- _SET EXERCISE_
Go through the data below and gather each line containing "char".

..........

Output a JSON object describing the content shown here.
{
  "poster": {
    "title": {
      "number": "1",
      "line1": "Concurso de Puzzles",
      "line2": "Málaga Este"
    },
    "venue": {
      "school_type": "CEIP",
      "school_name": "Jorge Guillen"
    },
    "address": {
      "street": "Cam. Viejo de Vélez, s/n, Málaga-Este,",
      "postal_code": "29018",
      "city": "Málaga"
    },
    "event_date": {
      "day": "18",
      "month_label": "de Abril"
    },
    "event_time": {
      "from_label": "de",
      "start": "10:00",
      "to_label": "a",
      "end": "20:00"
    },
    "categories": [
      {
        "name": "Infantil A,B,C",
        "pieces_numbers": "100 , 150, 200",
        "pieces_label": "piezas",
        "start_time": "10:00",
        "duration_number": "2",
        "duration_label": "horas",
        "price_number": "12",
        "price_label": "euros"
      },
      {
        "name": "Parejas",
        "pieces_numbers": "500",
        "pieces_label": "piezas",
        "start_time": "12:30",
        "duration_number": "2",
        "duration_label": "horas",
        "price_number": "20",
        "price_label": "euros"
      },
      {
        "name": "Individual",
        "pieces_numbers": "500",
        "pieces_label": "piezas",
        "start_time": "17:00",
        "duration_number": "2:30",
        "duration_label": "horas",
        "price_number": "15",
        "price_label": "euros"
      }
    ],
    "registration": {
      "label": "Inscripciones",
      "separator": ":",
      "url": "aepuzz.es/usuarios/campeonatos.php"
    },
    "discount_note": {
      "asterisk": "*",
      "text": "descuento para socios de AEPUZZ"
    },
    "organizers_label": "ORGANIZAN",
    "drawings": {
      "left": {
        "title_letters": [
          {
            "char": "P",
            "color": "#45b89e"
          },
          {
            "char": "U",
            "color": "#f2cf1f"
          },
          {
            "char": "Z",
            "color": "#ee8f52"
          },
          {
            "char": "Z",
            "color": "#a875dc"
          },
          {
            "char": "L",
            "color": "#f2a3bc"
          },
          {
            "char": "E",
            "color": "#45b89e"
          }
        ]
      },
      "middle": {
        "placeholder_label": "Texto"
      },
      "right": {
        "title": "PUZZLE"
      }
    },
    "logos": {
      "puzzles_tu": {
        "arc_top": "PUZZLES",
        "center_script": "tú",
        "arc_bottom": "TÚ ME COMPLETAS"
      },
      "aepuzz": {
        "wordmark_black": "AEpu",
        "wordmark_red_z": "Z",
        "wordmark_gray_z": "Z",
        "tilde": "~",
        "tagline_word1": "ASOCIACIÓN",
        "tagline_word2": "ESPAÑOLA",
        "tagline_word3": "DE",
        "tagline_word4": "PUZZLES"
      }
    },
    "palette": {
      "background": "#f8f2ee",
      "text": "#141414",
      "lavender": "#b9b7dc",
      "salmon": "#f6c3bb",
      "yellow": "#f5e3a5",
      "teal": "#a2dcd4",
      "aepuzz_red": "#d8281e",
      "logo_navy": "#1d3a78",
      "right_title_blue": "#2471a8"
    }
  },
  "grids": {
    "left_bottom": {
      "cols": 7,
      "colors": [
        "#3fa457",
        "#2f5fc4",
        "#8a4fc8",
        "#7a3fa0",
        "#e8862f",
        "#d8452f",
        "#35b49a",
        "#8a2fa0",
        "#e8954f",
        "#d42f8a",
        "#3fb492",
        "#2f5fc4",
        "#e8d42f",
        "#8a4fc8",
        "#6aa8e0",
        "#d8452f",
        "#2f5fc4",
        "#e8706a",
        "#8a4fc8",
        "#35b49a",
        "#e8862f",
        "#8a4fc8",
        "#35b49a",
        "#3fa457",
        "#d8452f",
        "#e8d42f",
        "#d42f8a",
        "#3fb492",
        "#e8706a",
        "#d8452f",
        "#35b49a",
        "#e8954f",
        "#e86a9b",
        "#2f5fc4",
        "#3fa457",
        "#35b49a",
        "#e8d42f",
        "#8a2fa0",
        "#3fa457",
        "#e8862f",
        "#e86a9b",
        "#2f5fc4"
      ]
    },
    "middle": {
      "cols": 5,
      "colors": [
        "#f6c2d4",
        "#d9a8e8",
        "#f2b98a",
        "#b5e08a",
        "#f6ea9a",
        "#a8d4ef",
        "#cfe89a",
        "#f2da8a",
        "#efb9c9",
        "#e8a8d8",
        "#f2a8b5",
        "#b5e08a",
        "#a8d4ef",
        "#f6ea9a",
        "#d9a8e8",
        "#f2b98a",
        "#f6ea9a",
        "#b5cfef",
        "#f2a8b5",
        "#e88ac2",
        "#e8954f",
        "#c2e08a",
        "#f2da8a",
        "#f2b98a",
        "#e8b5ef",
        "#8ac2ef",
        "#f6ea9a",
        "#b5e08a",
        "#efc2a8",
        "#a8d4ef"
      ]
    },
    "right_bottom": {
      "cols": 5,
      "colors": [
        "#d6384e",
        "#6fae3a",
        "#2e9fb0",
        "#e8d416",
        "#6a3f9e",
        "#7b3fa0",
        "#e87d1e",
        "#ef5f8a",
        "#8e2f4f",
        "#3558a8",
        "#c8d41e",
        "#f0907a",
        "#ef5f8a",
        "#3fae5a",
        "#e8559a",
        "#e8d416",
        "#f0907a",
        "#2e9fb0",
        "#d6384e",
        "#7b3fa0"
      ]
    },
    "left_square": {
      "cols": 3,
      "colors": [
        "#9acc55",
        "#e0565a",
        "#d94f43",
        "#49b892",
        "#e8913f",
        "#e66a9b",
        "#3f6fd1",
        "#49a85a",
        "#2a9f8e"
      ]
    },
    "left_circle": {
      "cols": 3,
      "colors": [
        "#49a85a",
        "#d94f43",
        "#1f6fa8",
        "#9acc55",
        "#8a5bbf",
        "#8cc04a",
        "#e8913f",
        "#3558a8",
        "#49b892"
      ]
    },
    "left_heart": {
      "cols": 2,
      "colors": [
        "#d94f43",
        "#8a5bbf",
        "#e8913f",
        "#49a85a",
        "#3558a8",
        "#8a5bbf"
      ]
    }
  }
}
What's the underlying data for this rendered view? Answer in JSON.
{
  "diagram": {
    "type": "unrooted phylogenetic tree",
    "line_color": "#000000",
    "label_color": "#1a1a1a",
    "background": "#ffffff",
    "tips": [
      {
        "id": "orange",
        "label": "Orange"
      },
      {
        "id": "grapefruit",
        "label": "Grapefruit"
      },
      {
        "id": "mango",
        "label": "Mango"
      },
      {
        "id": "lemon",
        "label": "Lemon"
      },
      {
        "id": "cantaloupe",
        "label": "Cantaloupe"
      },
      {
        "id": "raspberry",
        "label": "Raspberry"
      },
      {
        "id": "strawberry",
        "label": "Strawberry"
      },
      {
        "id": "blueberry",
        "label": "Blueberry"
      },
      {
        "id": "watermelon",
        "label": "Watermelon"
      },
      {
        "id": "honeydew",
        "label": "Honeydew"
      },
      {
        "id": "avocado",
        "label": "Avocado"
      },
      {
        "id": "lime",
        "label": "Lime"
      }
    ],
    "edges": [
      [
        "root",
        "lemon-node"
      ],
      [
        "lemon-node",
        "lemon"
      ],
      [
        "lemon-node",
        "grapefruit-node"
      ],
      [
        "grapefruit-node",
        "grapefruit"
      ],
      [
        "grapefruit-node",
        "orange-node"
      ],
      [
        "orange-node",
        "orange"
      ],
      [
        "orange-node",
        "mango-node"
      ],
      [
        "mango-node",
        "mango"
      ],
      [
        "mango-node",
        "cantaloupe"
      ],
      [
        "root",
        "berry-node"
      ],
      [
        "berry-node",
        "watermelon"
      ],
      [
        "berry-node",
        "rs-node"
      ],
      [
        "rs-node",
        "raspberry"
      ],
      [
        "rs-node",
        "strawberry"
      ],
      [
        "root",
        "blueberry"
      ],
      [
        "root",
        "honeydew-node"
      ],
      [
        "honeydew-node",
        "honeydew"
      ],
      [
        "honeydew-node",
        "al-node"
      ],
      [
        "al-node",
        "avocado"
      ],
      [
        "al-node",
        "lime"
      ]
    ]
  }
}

..........

- _THE OUTPUT_
            "char": "P",
            "char": "U",
            "char": "Z",
            "char": "Z",
            "char": "L",
            "char": "E",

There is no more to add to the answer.